_Exercise details:_
Reply with only the number of lines that contain the string "document".

_Entries supplied:_
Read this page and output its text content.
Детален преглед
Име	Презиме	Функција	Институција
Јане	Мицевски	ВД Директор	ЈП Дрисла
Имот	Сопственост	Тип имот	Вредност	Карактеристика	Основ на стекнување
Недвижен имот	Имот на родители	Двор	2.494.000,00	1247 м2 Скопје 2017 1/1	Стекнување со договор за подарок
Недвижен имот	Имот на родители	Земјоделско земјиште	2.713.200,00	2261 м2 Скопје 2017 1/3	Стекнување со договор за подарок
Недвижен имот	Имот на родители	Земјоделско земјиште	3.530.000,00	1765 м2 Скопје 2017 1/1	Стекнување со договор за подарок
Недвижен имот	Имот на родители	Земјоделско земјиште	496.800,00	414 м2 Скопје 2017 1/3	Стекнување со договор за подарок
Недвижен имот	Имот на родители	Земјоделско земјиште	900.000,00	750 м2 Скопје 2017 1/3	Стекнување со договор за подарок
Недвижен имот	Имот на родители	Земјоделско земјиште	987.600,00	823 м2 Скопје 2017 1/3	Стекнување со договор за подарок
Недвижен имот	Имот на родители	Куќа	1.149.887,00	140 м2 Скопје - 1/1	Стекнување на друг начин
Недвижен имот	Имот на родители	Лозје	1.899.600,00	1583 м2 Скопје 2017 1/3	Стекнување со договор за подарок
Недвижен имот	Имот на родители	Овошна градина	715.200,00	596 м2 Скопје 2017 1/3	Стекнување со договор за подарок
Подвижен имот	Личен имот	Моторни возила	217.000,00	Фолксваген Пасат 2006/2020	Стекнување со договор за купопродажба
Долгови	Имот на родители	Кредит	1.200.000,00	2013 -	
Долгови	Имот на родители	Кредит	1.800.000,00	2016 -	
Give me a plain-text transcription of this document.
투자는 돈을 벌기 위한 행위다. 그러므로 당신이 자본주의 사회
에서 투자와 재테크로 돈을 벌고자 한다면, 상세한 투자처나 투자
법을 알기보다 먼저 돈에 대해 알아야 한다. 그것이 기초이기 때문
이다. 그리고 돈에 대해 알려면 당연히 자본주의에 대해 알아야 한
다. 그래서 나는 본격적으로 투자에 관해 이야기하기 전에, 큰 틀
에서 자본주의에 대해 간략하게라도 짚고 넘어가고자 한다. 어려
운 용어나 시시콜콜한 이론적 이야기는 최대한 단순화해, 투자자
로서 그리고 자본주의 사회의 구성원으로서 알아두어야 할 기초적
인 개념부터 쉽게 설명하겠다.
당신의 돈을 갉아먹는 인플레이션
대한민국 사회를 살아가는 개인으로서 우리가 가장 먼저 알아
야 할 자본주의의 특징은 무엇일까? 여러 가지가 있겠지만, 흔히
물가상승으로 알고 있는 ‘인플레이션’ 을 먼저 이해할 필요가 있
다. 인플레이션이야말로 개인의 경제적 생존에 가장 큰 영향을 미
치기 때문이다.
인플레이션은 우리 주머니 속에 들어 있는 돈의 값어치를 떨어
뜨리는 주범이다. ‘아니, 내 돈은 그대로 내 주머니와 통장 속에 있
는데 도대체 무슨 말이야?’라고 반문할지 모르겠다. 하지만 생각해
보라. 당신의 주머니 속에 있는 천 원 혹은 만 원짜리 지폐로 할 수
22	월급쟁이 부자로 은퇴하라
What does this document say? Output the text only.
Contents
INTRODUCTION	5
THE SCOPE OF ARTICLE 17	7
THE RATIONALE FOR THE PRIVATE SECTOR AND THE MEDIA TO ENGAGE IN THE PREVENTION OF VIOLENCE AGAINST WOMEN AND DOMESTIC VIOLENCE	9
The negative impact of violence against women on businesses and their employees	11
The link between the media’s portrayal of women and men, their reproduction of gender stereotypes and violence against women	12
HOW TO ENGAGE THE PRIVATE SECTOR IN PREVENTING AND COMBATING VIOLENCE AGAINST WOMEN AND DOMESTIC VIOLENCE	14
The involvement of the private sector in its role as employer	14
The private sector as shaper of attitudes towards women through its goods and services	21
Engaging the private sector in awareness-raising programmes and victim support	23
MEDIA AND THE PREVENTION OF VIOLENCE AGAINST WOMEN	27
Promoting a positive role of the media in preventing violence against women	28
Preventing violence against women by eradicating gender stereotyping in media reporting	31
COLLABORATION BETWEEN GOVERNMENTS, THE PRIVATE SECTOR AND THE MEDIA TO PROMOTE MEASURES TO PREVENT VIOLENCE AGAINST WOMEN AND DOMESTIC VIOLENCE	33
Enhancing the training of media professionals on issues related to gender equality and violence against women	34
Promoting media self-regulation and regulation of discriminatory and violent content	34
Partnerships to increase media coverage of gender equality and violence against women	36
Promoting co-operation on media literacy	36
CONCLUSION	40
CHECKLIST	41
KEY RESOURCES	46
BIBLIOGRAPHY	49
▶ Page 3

_Answer to this exercise:_
2